▶ [Written instruction]
Check every line of the material below for the string "home", and return the ones that have it.

▶ [Input for this task]

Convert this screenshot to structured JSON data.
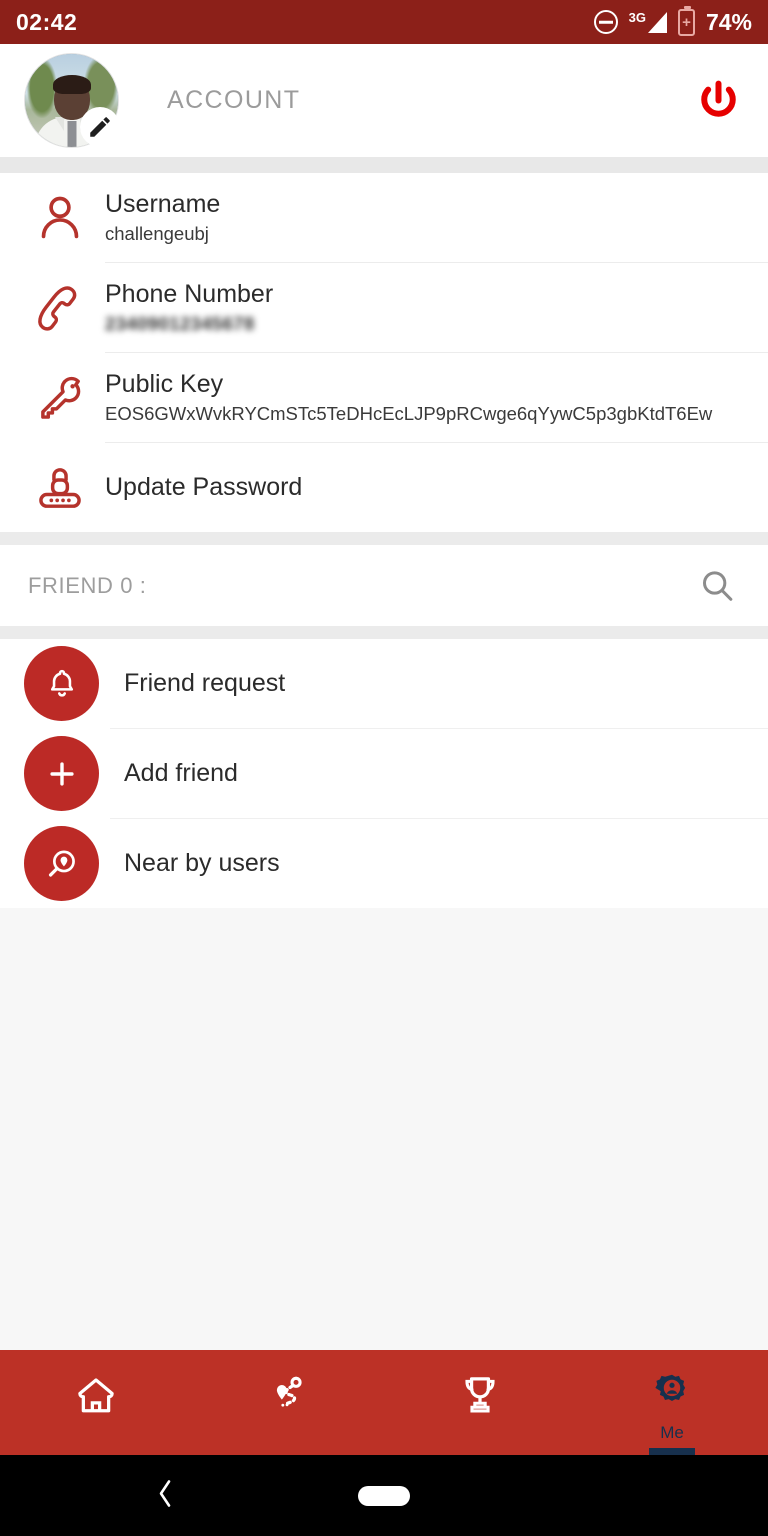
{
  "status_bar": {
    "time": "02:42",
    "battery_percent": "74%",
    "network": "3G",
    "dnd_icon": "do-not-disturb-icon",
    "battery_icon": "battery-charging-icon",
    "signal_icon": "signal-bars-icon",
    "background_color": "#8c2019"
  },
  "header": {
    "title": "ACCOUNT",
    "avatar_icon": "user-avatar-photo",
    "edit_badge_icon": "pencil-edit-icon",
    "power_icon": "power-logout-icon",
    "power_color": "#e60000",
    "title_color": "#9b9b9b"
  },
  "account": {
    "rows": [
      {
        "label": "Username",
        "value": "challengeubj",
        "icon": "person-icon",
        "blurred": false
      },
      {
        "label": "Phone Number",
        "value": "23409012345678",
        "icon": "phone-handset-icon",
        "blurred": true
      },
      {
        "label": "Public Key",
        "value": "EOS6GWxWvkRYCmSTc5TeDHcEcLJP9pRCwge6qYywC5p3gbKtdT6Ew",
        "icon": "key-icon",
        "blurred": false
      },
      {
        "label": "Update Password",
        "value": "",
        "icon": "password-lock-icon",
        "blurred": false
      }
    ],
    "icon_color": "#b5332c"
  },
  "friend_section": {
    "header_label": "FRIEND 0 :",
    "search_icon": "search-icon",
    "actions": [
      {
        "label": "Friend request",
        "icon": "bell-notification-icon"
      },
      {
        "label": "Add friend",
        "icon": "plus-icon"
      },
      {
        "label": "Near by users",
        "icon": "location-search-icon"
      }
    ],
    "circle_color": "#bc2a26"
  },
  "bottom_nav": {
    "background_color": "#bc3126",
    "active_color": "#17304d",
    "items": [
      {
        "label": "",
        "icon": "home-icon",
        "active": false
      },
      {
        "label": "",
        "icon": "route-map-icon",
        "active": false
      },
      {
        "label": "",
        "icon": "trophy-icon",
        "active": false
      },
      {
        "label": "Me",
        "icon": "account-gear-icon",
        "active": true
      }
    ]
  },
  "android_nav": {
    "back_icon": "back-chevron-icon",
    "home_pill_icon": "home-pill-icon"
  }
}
...
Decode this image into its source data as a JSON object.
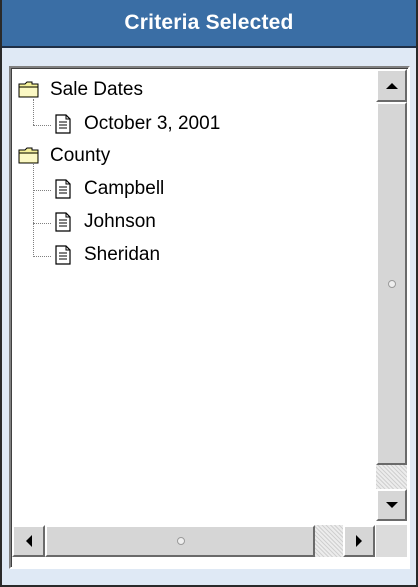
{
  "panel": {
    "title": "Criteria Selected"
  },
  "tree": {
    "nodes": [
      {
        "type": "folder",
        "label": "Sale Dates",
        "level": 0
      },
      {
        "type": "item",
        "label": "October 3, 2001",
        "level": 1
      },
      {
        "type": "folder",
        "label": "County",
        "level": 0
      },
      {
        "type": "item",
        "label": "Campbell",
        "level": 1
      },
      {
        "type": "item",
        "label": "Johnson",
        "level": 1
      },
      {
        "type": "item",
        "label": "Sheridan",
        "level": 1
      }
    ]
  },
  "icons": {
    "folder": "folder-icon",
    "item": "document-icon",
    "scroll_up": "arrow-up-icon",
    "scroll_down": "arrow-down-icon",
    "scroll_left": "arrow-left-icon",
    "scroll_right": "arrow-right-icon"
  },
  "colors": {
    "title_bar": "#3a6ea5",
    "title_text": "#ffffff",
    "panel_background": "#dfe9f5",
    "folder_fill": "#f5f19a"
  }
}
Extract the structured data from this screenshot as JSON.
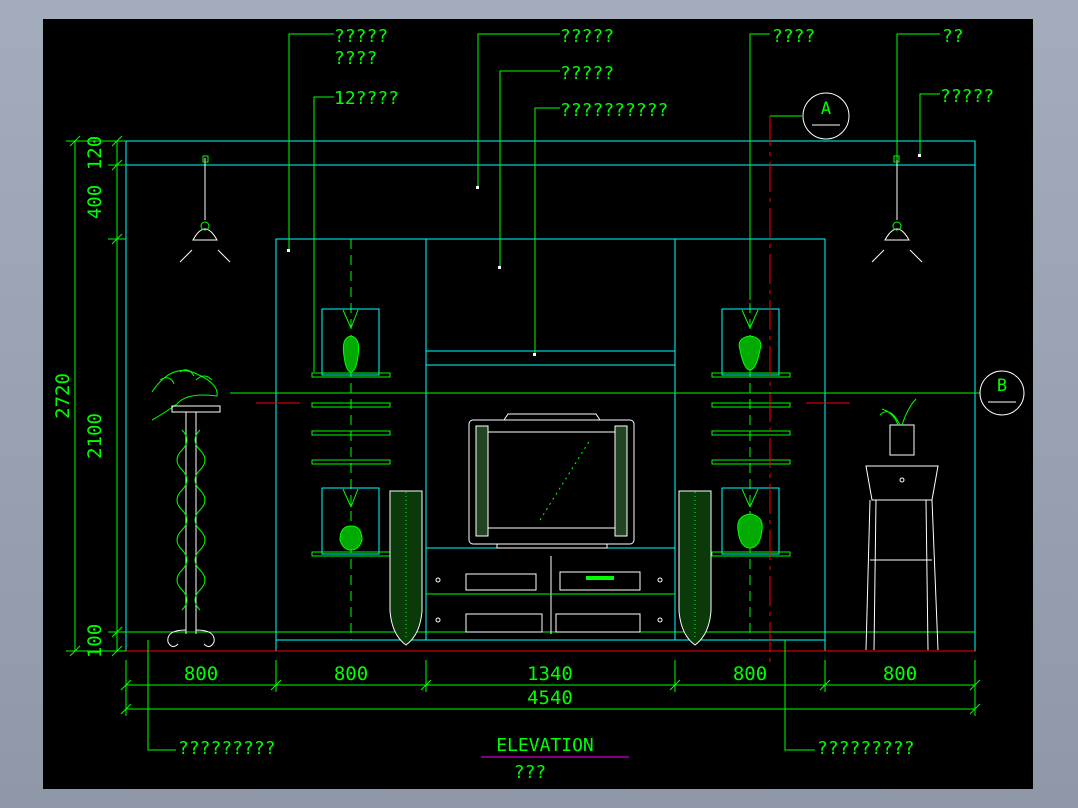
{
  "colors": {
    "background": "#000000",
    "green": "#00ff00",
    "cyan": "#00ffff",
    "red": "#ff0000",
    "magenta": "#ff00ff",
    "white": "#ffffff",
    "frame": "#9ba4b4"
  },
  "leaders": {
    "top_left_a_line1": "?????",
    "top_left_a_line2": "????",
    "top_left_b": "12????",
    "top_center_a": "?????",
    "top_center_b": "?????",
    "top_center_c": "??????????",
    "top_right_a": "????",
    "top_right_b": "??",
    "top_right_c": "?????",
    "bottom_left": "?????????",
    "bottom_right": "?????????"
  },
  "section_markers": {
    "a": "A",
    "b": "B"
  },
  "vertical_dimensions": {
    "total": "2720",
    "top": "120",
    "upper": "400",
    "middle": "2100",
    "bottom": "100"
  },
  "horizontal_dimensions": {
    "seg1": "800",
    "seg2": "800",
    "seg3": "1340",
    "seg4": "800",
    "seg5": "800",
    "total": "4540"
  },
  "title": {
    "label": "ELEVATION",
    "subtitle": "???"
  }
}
* * *
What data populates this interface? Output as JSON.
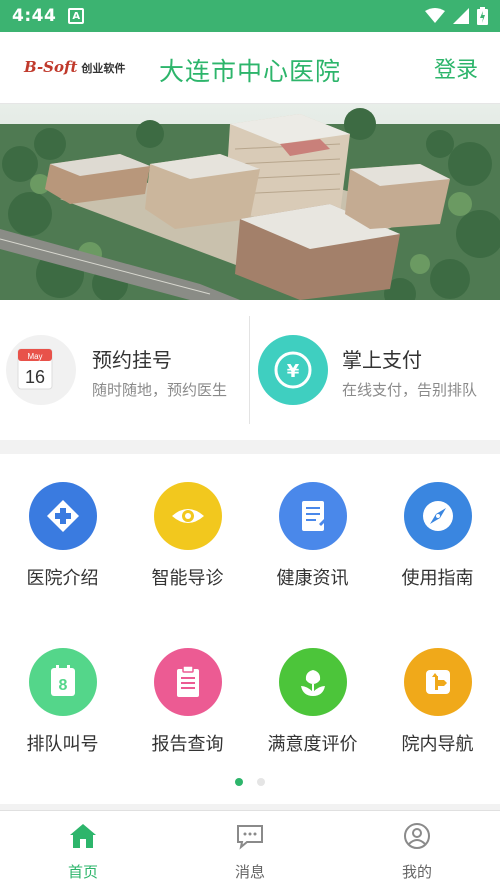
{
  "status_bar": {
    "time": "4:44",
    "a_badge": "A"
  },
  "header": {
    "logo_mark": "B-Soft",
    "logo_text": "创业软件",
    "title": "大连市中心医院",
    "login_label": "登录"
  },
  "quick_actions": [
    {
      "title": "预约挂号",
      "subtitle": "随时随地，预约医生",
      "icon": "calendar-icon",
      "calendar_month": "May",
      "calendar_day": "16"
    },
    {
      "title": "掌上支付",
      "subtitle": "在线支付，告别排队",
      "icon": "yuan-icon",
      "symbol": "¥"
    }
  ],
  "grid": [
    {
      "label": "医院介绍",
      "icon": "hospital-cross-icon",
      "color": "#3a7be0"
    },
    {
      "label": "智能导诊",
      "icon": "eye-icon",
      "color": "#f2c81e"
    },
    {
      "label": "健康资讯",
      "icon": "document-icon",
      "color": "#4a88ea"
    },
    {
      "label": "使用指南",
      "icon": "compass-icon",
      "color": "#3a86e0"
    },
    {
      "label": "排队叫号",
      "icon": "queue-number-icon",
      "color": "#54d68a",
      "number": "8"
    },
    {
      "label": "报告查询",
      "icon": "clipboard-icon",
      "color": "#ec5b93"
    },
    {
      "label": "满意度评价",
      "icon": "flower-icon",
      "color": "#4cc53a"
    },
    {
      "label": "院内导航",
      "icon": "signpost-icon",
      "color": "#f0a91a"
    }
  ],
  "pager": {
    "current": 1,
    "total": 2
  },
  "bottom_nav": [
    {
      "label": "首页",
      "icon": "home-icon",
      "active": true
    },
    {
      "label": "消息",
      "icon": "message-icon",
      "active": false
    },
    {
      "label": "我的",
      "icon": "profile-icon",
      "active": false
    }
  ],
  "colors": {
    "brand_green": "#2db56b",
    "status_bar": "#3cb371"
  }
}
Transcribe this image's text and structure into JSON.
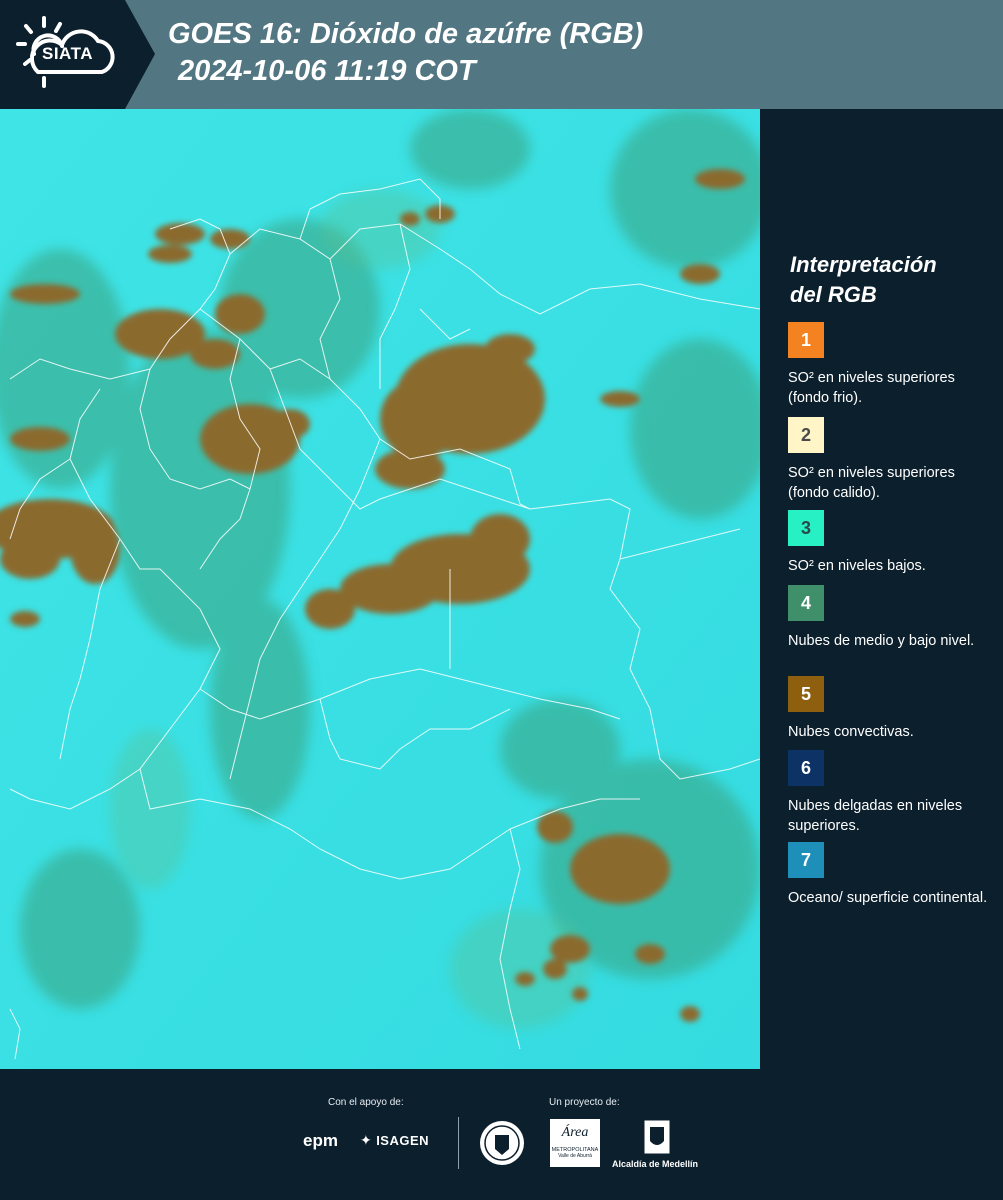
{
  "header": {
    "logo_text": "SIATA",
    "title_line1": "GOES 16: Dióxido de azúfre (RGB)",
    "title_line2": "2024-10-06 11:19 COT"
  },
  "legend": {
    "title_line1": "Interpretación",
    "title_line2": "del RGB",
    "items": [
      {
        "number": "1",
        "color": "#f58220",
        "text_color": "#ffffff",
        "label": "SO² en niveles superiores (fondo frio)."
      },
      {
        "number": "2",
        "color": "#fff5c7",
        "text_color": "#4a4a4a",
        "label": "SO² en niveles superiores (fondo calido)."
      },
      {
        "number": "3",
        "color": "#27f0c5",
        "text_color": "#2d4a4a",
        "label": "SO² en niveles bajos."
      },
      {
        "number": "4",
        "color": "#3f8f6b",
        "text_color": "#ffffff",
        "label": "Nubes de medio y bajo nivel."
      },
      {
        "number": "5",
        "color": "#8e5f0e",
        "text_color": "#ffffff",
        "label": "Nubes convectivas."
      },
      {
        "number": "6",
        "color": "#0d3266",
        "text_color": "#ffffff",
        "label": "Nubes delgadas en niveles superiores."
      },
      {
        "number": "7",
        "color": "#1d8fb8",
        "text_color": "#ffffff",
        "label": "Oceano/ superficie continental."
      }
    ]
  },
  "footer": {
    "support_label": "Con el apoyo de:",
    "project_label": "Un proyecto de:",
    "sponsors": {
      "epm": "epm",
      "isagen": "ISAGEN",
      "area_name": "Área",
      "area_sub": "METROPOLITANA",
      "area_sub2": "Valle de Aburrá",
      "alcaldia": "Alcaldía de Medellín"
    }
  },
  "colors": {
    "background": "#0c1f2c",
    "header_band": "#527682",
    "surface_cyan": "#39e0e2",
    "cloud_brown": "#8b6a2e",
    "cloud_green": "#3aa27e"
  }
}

▶ [Task result]
        "icon": "home-icon",
    "home_pill_icon": "home-pill-icon"
      "icon": "home-icon",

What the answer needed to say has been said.